# [Problem details]
Only lines holding the string "социальной" are wanted; copy each one from the material.

# [Task data]
^^^^
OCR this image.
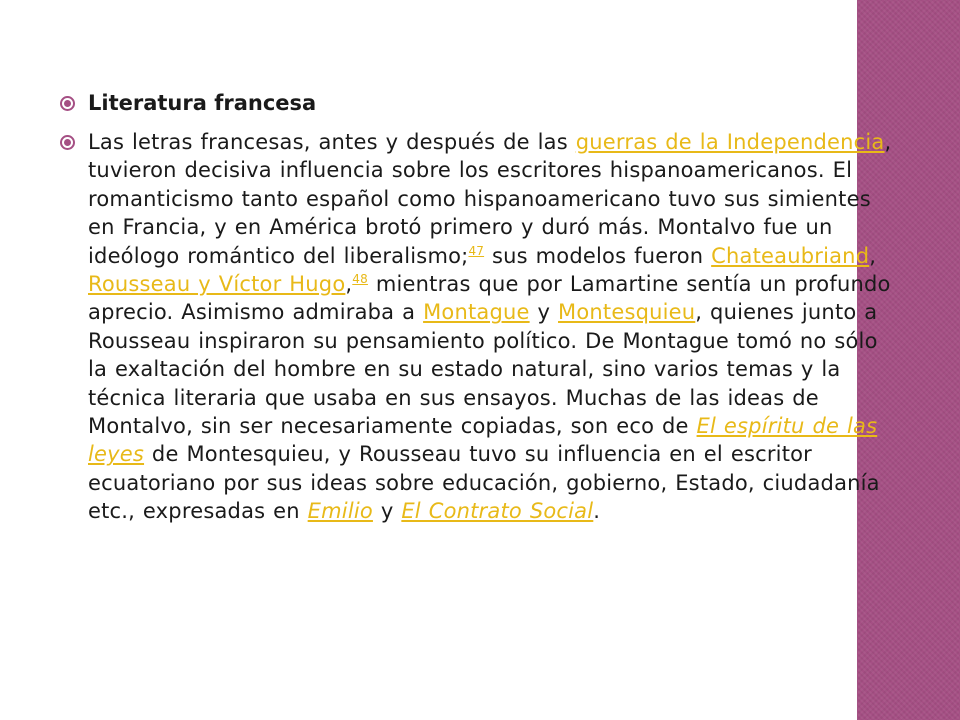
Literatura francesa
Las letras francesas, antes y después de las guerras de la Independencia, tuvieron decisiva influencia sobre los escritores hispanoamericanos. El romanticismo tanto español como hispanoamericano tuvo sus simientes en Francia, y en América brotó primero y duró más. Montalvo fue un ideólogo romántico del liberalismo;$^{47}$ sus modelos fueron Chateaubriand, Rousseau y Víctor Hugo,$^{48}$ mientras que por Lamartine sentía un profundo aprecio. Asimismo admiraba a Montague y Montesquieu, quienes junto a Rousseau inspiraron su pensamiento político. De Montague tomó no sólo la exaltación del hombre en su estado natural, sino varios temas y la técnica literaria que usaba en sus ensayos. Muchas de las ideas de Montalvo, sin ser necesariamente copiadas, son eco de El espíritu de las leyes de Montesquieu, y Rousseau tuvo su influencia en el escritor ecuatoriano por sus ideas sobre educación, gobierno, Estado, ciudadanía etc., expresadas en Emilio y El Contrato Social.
^^^^
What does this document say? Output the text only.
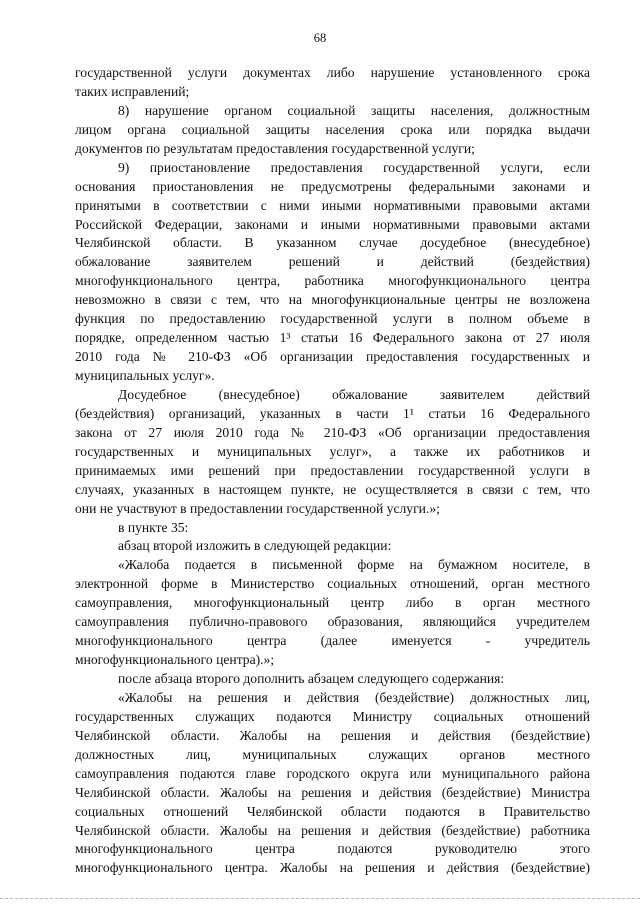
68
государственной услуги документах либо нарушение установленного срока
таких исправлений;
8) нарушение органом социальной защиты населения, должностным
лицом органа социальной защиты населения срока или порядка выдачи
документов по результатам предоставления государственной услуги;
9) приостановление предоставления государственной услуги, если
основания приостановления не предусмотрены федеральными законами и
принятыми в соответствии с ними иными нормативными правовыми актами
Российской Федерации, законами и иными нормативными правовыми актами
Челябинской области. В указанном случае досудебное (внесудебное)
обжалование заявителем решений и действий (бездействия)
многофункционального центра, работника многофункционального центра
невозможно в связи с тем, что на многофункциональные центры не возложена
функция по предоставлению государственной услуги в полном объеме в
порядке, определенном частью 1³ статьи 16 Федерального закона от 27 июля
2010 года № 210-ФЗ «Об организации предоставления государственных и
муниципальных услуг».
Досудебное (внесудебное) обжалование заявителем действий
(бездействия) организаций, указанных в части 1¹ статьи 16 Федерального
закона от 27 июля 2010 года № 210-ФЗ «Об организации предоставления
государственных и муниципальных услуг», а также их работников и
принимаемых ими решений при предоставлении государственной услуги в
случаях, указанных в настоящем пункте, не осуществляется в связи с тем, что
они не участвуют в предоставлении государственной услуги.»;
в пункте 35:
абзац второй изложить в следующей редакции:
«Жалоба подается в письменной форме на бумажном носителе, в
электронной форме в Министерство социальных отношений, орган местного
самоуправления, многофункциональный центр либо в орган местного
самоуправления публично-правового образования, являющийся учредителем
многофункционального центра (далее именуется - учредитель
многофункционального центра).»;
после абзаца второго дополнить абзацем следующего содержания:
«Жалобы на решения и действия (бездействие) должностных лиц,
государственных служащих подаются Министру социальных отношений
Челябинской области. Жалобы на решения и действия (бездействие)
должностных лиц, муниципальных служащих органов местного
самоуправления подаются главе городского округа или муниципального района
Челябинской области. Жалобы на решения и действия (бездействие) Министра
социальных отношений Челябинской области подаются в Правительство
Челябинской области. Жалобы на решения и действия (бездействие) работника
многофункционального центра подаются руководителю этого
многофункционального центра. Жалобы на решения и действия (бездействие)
^^^^
# [The solution]
8) нарушение органом социальной защиты населения, должностным
лицом органа социальной защиты населения срока или порядка выдачи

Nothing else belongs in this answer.